Data entries:
****************************************

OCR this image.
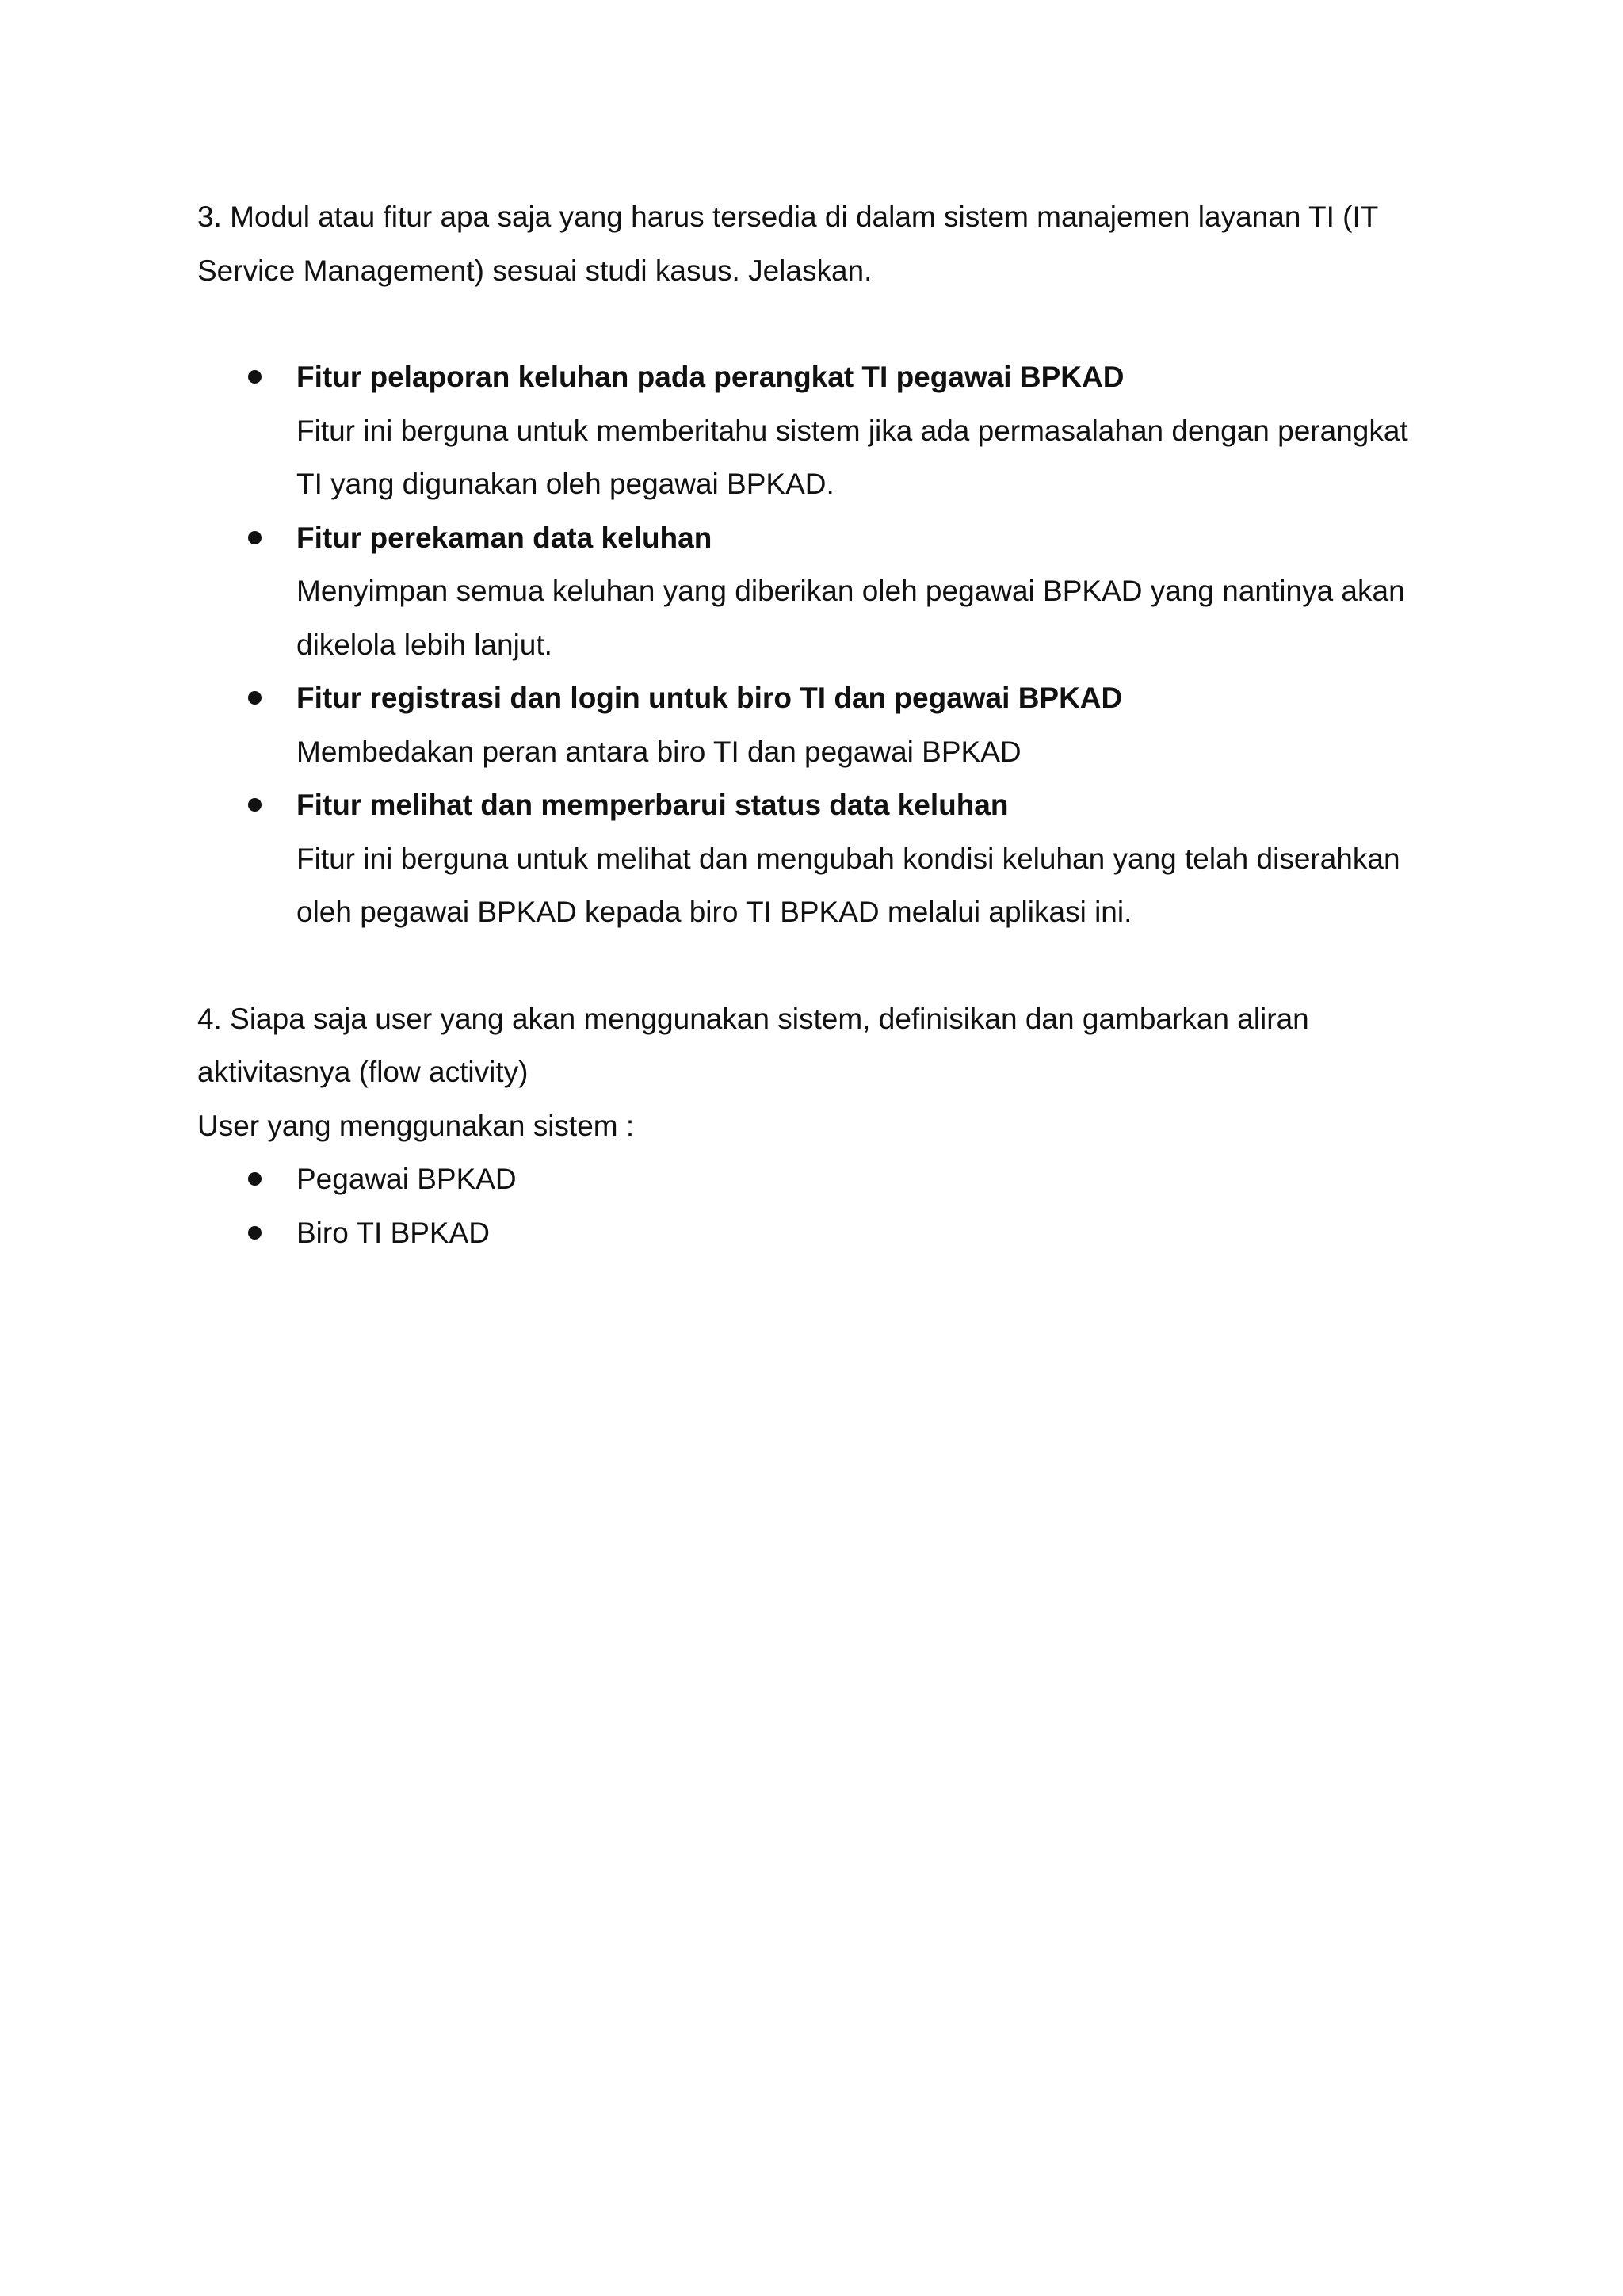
3. Modul atau fitur apa saja yang harus tersedia di dalam sistem manajemen layanan TI (IT Service Management) sesuai studi kasus. Jelaskan.

Fitur pelaporan keluhan pada perangkat TI pegawai BPKAD
Fitur ini berguna untuk memberitahu sistem jika ada permasalahan dengan perangkat TI yang digunakan oleh pegawai BPKAD.
Fitur perekaman data keluhan
Menyimpan semua keluhan yang diberikan oleh pegawai BPKAD yang nantinya akan dikelola lebih lanjut.
Fitur registrasi dan login untuk biro TI dan pegawai BPKAD
Membedakan peran antara biro TI dan pegawai BPKAD
Fitur melihat dan memperbarui status data keluhan
Fitur ini berguna untuk melihat dan mengubah kondisi keluhan yang telah diserahkan oleh pegawai BPKAD kepada biro TI BPKAD melalui aplikasi ini.

4. Siapa saja user yang akan menggunakan sistem, definisikan dan gambarkan aliran aktivitasnya (flow activity)

User yang menggunakan sistem :

Pegawai BPKAD
Biro TI BPKAD
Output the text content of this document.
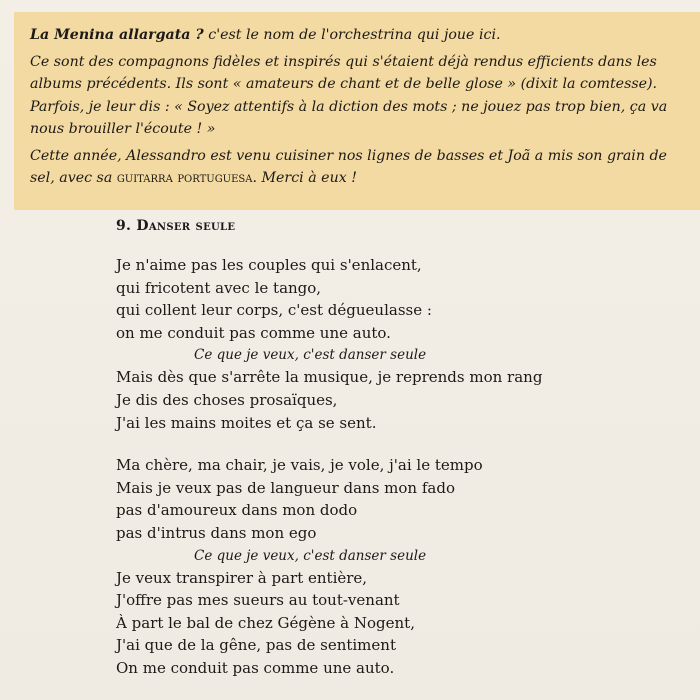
La Menina allargata ? c'est le nom de l'orchestrina qui joue ici.

Ce sont des compagnons fidèles et inspirés qui s'étaient déjà rendus efficients dans les albums précédents. Ils sont « amateurs de chant et de belle glose » (dixit la comtesse). Parfois, je leur dis : « Soyez attentifs à la diction des mots ; ne jouez pas trop bien, ça va nous brouiller l'écoute ! »

Cette année, Alessandro est venu cuisiner nos lignes de basses et Joã a mis son grain de sel, avec sa guitarra portuguesa. Merci à eux !

9. Danser seule
Je n'aime pas les couples qui s'enlacent,
qui fricotent avec le tango,
qui collent leur corps, c'est dégueulasse :
on me conduit pas comme une auto.
Ce que je veux, c'est danser seule
Mais dès que s'arrête la musique, je reprends mon rang
Je dis des choses prosaïques,
J'ai les mains moites et ça se sent.
Ma chère, ma chair, je vais, je vole, j'ai le tempo
Mais je veux pas de langueur dans mon fado
pas d'amoureux dans mon dodo
pas d'intrus dans mon ego
Ce que je veux, c'est danser seule
Je veux transpirer à part entière,
J'offre pas mes sueurs au tout-venant
À part le bal de chez Gégène à Nogent,
J'ai que de la gêne, pas de sentiment
On me conduit pas comme une auto.
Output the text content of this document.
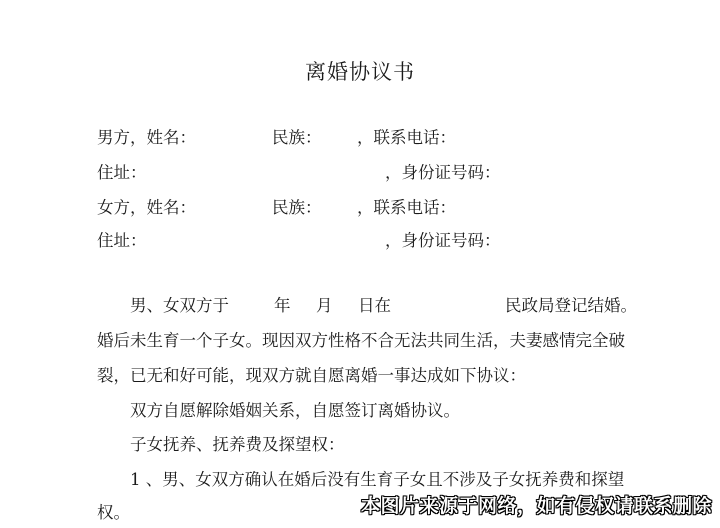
离婚协议书
男方，姓名：	民族： ，联系电话：
住址：	，身份证号码：
女方，姓名：	民族： ，联系电话：
住址：	，身份证号码：
男、女双方于	年 月 日在	民政局登记结婚。
婚后未生育一个子女。现因双方性格不合无法共同生活，夫妻感情完全破
裂，已无和好可能，现双方就自愿离婚一事达成如下协议：
双方自愿解除婚姻关系，自愿签订离婚协议。
子女抚养、抚养费及探望权：
1 、男、女双方确认在婚后没有生育子女且不涉及子女抚养费和探望
权。	本图片来源于网络，如有侵权请联系删除
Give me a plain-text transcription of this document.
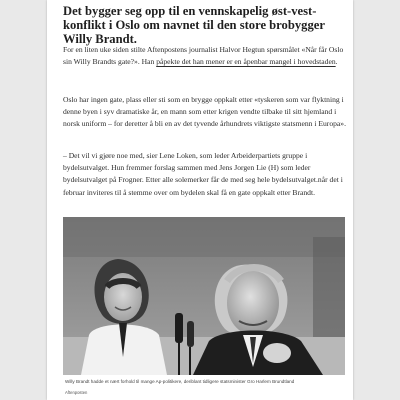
Det bygger seg opp til en vennskapelig øst-vest-konflikt i Oslo om navnet til den store brobygger Willy Brandt.

For en liten uke siden stilte Aftenpostens journalist Halvor Hegtun spørsmålet «Når får Oslo sin Willy Brandts gate?». Han påpekte det han mener er en åpenbar mangel i hovedstaden.

Oslo har ingen gate, plass eller sti som en brygge oppkalt etter «tyskeren som var flyktning i denne byen i syv dramatiske år, en mann som etter krigen vendte tilbake til sitt hjemland i norsk uniform – for deretter å bli en av det tyvende århundrets viktigste statsmenn i Europa».

– Det vil vi gjøre noe med, sier Lene Loken, som leder Arbeiderpartiets gruppe i bydelsutvalget. Hun fremmer forslag sammen med Jens Jorgen Lie (H) som leder bydelsutvalget på Frogner. Etter alle solemerker får de med seg hele bydelsutvalget.når det i februar inviteres til å stemme over om bydelen skal få en gate oppkalt etter Brandt.

Willy Brandt hadde et nært forhold til mange Ap-politikere, deriblant tidligere statsminister Gro Harlem Brundtland

Aftenposten
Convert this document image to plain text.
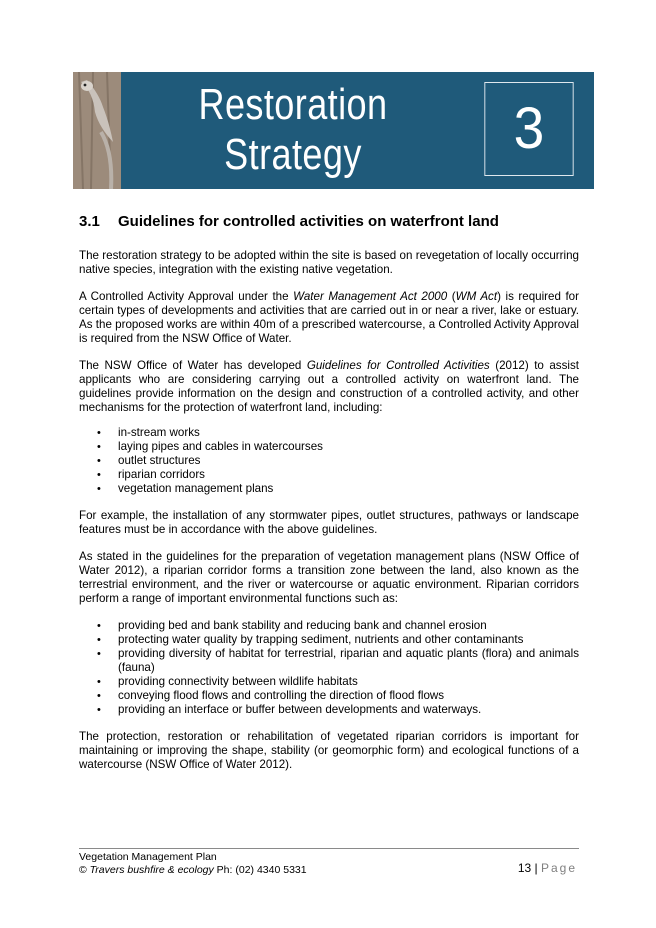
Restoration
Strategy	3
3.1 Guidelines for controlled activities on waterfront land

The restoration strategy to be adopted within the site is based on revegetation of locally occurring native species, integration with the existing native vegetation.

A Controlled Activity Approval under the Water Management Act 2000 (WM Act) is required for certain types of developments and activities that are carried out in or near a river, lake or estuary. As the proposed works are within 40m of a prescribed watercourse, a Controlled Activity Approval is required from the NSW Office of Water.

The NSW Office of Water has developed Guidelines for Controlled Activities (2012) to assist applicants who are considering carrying out a controlled activity on waterfront land. The guidelines provide information on the design and construction of a controlled activity, and other mechanisms for the protection of waterfront land, including:

• in-stream works
• laying pipes and cables in watercourses
• outlet structures
• riparian corridors
• vegetation management plans

For example, the installation of any stormwater pipes, outlet structures, pathways or landscape features must be in accordance with the above guidelines.

As stated in the guidelines for the preparation of vegetation management plans (NSW Office of Water 2012), a riparian corridor forms a transition zone between the land, also known as the terrestrial environment, and the river or watercourse or aquatic environment. Riparian corridors perform a range of important environmental functions such as:

• providing bed and bank stability and reducing bank and channel erosion
• protecting water quality by trapping sediment, nutrients and other contaminants
• providing diversity of habitat for terrestrial, riparian and aquatic plants (flora) and animals (fauna)
• providing connectivity between wildlife habitats
• conveying flood flows and controlling the direction of flood flows
• providing an interface or buffer between developments and waterways.

The protection, restoration or rehabilitation of vegetated riparian corridors is important for maintaining or improving the shape, stability (or geomorphic form) and ecological functions of a watercourse (NSW Office of Water 2012).

Vegetation Management Plan
© Travers bushfire & ecology Ph: (02) 4340 5331	13 | Page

****************************************

**TASK DESCRIPTION:**
Reproduce every line precisely as given, omitting all pictures.

**PROBLEM SOLUTION:**
OCR this image.
3. Modul atau fitur apa saja yang harus tersedia di dalam sistem manajemen layanan TI (IT Service Management) sesuai studi kasus. Jelaskan.

Fitur pelaporan keluhan pada perangkat TI pegawai BPKAD
Fitur ini berguna untuk memberitahu sistem jika ada permasalahan dengan perangkat TI yang digunakan oleh pegawai BPKAD.
Fitur perekaman data keluhan
Menyimpan semua keluhan yang diberikan oleh pegawai BPKAD yang nantinya akan dikelola lebih lanjut.
Fitur registrasi dan login untuk biro TI dan pegawai BPKAD
Membedakan peran antara biro TI dan pegawai BPKAD
Fitur melihat dan memperbarui status data keluhan
Fitur ini berguna untuk melihat dan mengubah kondisi keluhan yang telah diserahkan oleh pegawai BPKAD kepada biro TI BPKAD melalui aplikasi ini.

4. Siapa saja user yang akan menggunakan sistem, definisikan dan gambarkan aliran aktivitasnya (flow activity)

User yang menggunakan sistem :

Pegawai BPKAD
Biro TI BPKAD
Output the text content of this document.
La Menina allargata ? c'est le nom de l'orchestrina qui joue ici.

Ce sont des compagnons fidèles et inspirés qui s'étaient déjà rendus efficients dans les albums précédents. Ils sont « amateurs de chant et de belle glose » (dixit la comtesse). Parfois, je leur dis : « Soyez attentifs à la diction des mots ; ne jouez pas trop bien, ça va nous brouiller l'écoute ! »

Cette année, Alessandro est venu cuisiner nos lignes de basses et Joã a mis son grain de sel, avec sa guitarra portuguesa. Merci à eux !

9. Danser seule
Je n'aime pas les couples qui s'enlacent,
qui fricotent avec le tango,
qui collent leur corps, c'est dégueulasse :
on me conduit pas comme une auto.
Ce que je veux, c'est danser seule
Mais dès que s'arrête la musique, je reprends mon rang
Je dis des choses prosaïques,
J'ai les mains moites et ça se sent.
Ma chère, ma chair, je vais, je vole, j'ai le tempo
Mais je veux pas de langueur dans mon fado
pas d'amoureux dans mon dodo
pas d'intrus dans mon ego
Ce que je veux, c'est danser seule
Je veux transpirer à part entière,
J'offre pas mes sueurs au tout-venant
À part le bal de chez Gégène à Nogent,
J'ai que de la gêne, pas de sentiment
On me conduit pas comme une auto.
Output the text content of this document.
离婚协议书
男方，姓名：	民族： ，联系电话：
住址：	，身份证号码：
女方，姓名：	民族： ，联系电话：
住址：	，身份证号码：
男、女双方于	年 月 日在	民政局登记结婚。
婚后未生育一个子女。现因双方性格不合无法共同生活，夫妻感情完全破
裂，已无和好可能，现双方就自愿离婚一事达成如下协议：
双方自愿解除婚姻关系，自愿签订离婚协议。
子女抚养、抚养费及探望权：
1 、男、女双方确认在婚后没有生育子女且不涉及子女抚养费和探望
权。	本图片来源于网络，如有侵权请联系删除
Give me a plain-text transcription of this document.
Det bygger seg opp til en vennskapelig øst-vest-konflikt i Oslo om navnet til den store brobygger Willy Brandt.

For en liten uke siden stilte Aftenpostens journalist Halvor Hegtun spørsmålet «Når får Oslo sin Willy Brandts gate?». Han påpekte det han mener er en åpenbar mangel i hovedstaden.

Oslo har ingen gate, plass eller sti som en brygge oppkalt etter «tyskeren som var flyktning i denne byen i syv dramatiske år, en mann som etter krigen vendte tilbake til sitt hjemland i norsk uniform – for deretter å bli en av det tyvende århundrets viktigste statsmenn i Europa».

– Det vil vi gjøre noe med, sier Lene Loken, som leder Arbeiderpartiets gruppe i bydelsutvalget. Hun fremmer forslag sammen med Jens Jorgen Lie (H) som leder bydelsutvalget på Frogner. Etter alle solemerker får de med seg hele bydelsutvalget.når det i februar inviteres til å stemme over om bydelen skal få en gate oppkalt etter Brandt.

Willy Brandt hadde et nært forhold til mange Ap-politikere, deriblant tidligere statsminister Gro Harlem Brundtland

Aftenposten
Convert this document image to plain text.
Restoration
Strategy	3
3.1 Guidelines for controlled activities on waterfront land

The restoration strategy to be adopted within the site is based on revegetation of locally occurring native species, integration with the existing native vegetation.

A Controlled Activity Approval under the Water Management Act 2000 (WM Act) is required for certain types of developments and activities that are carried out in or near a river, lake or estuary. As the proposed works are within 40m of a prescribed watercourse, a Controlled Activity Approval is required from the NSW Office of Water.

The NSW Office of Water has developed Guidelines for Controlled Activities (2012) to assist applicants who are considering carrying out a controlled activity on waterfront land. The guidelines provide information on the design and construction of a controlled activity, and other mechanisms for the protection of waterfront land, including:

• in-stream works
• laying pipes and cables in watercourses
• outlet structures
• riparian corridors
• vegetation management plans

For example, the installation of any stormwater pipes, outlet structures, pathways or landscape features must be in accordance with the above guidelines.

As stated in the guidelines for the preparation of vegetation management plans (NSW Office of Water 2012), a riparian corridor forms a transition zone between the land, also known as the terrestrial environment, and the river or watercourse or aquatic environment. Riparian corridors perform a range of important environmental functions such as:

• providing bed and bank stability and reducing bank and channel erosion
• protecting water quality by trapping sediment, nutrients and other contaminants
• providing diversity of habitat for terrestrial, riparian and aquatic plants (flora) and animals (fauna)
• providing connectivity between wildlife habitats
• conveying flood flows and controlling the direction of flood flows
• providing an interface or buffer between developments and waterways.

The protection, restoration or rehabilitation of vegetated riparian corridors is important for maintaining or improving the shape, stability (or geomorphic form) and ecological functions of a watercourse (NSW Office of Water 2012).

Vegetation Management Plan
© Travers bushfire & ecology Ph: (02) 4340 5331	13 | Page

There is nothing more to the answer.